**Task to carry out**. From the account of airport security below, reproduce verbatim the portion beginning at the words "Because my sister" and ending after the words "limit on ammunition.".

**Passage for review**.

--- START ---

My Experience with Airport Security
I was required to show my boarding pass and photo ID at Albany airport security. In Denver, they only wanted to see the boarding pass. When I went through security, there was no line at either airport. I showed up two hours before the flight, and waited over an hour and a half after passing security.
Though some passengers were randomly searched before boarding the plane, I wasn't. The searches I saw consisted of looking through carry-on baggage and a body scan with a metal-detecting wand. I'm pretty sure I could have gotten on the plane with both my kerambit (plastic impact weapon) and my CIA letter opener (glass fiber knife) had I attempted to carry them on my person, even had I been "searched". I don't know if they would have showed up on the X-Ray had I put them in my coat. There was no evidence that my checked bag had been tampered with in any way, and noone asked me to remove the padlock.
Because my sister said she was asked to remove pennies that showed up on the X-Ray of her checked baggage in Dallas, I called DIA before returning home and asked if there would be any problem with having a knife in my checked baggage. They said that there would be no problem. There wasn't.
I didn't take any rifles home with me this trip. I wanted to (a 6.5/06 wildcat and a kid-sized .22), but my wife talked me out of it. When I called US Air about their policy for checking rifles, they told me that it had not changed since 9/11. The rifles (a maximum of two) must be in a hard-sided locked container, and you must sign a paper promising that they are unloaded. There is a weight limit on ammunition.

--- END ---

**Exercise data**.
--- START ---

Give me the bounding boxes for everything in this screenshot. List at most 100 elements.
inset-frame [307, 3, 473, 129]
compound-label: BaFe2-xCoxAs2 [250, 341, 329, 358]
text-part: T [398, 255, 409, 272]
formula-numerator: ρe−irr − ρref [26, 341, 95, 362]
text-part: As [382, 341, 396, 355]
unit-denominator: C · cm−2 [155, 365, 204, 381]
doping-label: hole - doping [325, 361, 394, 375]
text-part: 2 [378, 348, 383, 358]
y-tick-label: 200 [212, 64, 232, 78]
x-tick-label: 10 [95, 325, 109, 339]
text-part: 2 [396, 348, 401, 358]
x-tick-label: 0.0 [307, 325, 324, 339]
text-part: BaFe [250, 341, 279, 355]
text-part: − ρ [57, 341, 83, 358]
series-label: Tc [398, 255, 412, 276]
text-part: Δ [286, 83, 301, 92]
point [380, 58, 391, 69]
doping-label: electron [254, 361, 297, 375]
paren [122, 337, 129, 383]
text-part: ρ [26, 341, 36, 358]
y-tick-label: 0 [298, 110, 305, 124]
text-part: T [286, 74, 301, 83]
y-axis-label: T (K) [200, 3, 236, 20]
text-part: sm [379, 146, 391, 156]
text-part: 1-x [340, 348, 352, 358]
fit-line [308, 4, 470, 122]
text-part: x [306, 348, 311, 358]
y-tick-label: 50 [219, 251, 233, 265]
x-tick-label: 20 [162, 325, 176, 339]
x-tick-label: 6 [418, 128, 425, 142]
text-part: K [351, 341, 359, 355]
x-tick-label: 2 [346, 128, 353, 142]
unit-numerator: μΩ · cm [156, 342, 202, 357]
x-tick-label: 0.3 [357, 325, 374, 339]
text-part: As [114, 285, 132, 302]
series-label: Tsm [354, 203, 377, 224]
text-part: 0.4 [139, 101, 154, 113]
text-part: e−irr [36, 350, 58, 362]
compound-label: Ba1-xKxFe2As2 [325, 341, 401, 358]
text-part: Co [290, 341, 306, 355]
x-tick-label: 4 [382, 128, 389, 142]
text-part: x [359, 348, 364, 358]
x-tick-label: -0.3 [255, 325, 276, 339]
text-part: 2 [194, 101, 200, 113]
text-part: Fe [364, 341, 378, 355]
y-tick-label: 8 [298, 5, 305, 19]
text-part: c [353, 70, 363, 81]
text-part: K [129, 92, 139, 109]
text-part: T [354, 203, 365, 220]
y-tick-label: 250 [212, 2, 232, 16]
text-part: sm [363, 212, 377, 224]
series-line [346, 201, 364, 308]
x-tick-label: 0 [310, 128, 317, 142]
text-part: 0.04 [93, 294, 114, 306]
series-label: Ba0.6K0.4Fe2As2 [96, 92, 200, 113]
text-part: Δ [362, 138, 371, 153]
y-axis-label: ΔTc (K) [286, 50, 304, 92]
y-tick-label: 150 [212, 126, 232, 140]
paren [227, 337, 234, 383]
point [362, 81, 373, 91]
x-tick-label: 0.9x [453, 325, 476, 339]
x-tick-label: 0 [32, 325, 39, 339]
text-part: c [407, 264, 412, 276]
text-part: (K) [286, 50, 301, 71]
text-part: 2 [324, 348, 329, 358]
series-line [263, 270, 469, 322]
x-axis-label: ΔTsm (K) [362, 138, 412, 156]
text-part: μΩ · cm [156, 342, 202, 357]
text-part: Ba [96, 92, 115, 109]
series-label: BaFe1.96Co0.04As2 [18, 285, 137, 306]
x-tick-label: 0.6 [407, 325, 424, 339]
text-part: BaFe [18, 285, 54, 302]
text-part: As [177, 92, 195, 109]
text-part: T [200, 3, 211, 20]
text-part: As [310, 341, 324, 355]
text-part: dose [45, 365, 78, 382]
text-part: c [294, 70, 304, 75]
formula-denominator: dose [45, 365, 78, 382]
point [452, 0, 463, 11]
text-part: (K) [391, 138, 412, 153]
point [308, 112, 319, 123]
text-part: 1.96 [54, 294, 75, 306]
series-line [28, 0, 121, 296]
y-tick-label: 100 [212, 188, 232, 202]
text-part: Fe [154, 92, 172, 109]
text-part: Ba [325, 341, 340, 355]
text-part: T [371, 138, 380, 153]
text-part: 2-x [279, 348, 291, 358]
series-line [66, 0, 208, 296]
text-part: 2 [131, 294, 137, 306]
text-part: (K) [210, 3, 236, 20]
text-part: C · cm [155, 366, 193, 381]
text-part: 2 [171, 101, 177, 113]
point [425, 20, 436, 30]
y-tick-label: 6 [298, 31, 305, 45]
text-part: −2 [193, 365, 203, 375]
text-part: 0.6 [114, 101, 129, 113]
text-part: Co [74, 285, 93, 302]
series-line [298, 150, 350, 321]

--- END ---

**Answer box**.
Because my sister said she was asked to remove pennies that showed up on the X-Ray of her checked baggage in Dallas, I called DIA before returning home and asked if there would be any problem with having a knife in my checked baggage. They said that there would be no problem. There wasn't.
I didn't take any rifles home with me this trip. I wanted to (a 6.5/06 wildcat and a kid-sized .22), but my wife talked me out of it. When I called US Air about their policy for checking rifles, they told me that it had not changed since 9/11. The rifles (a maximum of two) must be in a hard-sided locked container, and you must sign a paper promising that they are unloaded. There is a weight limit on ammunition.